# DIRECTIONS FOR THIS TASK
Would you extract the whole listing below and retype it exactly?

# EXTRACTED MATERIAL
- - - - -

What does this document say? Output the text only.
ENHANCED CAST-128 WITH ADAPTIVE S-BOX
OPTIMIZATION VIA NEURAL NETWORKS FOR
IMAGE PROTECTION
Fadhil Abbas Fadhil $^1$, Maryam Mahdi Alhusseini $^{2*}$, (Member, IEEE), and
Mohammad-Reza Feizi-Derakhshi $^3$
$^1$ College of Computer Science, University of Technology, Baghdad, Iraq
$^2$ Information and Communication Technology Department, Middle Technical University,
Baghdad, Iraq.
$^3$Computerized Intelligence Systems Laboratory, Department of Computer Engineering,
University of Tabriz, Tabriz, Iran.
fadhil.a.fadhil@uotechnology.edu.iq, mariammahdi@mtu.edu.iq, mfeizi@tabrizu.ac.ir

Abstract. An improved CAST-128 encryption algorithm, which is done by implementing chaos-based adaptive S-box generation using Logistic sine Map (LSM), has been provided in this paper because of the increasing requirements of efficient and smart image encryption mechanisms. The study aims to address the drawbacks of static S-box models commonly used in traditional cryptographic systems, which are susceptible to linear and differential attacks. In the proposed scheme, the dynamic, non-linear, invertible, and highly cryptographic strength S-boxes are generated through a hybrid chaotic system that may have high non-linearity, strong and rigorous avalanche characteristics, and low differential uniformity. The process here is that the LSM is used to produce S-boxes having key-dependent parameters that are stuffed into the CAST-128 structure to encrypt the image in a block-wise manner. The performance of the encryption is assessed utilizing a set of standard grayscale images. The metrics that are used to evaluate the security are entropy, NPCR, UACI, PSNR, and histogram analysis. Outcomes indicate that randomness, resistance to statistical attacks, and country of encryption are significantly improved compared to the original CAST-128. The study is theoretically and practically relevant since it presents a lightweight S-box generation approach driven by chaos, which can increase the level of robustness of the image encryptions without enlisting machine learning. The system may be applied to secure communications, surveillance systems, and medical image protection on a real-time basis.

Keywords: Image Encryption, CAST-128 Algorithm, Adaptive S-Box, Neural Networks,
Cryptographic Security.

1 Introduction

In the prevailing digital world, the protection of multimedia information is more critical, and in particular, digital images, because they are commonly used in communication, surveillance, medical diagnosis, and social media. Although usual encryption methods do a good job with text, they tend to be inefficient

- - - - -

# CORRECT RESPONSE
What does this document say? Output the text only.
ENHANCED CAST-128 WITH ADAPTIVE S-BOX
OPTIMIZATION VIA NEURAL NETWORKS FOR
IMAGE PROTECTION
Fadhil Abbas Fadhil $^1$, Maryam Mahdi Alhusseini $^{2*}$, (Member, IEEE), and
Mohammad-Reza Feizi-Derakhshi $^3$
$^1$ College of Computer Science, University of Technology, Baghdad, Iraq
$^2$ Information and Communication Technology Department, Middle Technical University,
Baghdad, Iraq.
$^3$Computerized Intelligence Systems Laboratory, Department of Computer Engineering,
University of Tabriz, Tabriz, Iran.
fadhil.a.fadhil@uotechnology.edu.iq, mariammahdi@mtu.edu.iq, mfeizi@tabrizu.ac.ir

Abstract. An improved CAST-128 encryption algorithm, which is done by implementing chaos-based adaptive S-box generation using Logistic sine Map (LSM), has been provided in this paper because of the increasing requirements of efficient and smart image encryption mechanisms. The study aims to address the drawbacks of static S-box models commonly used in traditional cryptographic systems, which are susceptible to linear and differential attacks. In the proposed scheme, the dynamic, non-linear, invertible, and highly cryptographic strength S-boxes are generated through a hybrid chaotic system that may have high non-linearity, strong and rigorous avalanche characteristics, and low differential uniformity. The process here is that the LSM is used to produce S-boxes having key-dependent parameters that are stuffed into the CAST-128 structure to encrypt the image in a block-wise manner. The performance of the encryption is assessed utilizing a set of standard grayscale images. The metrics that are used to evaluate the security are entropy, NPCR, UACI, PSNR, and histogram analysis. Outcomes indicate that randomness, resistance to statistical attacks, and country of encryption are significantly improved compared to the original CAST-128. The study is theoretically and practically relevant since it presents a lightweight S-box generation approach driven by chaos, which can increase the level of robustness of the image encryptions without enlisting machine learning. The system may be applied to secure communications, surveillance systems, and medical image protection on a real-time basis.

Keywords: Image Encryption, CAST-128 Algorithm, Adaptive S-Box, Neural Networks,
Cryptographic Security.

1 Introduction

In the prevailing digital world, the protection of multimedia information is more critical, and in particular, digital images, because they are commonly used in communication, surveillance, medical diagnosis, and social media. Although usual encryption methods do a good job with text, they tend to be inefficient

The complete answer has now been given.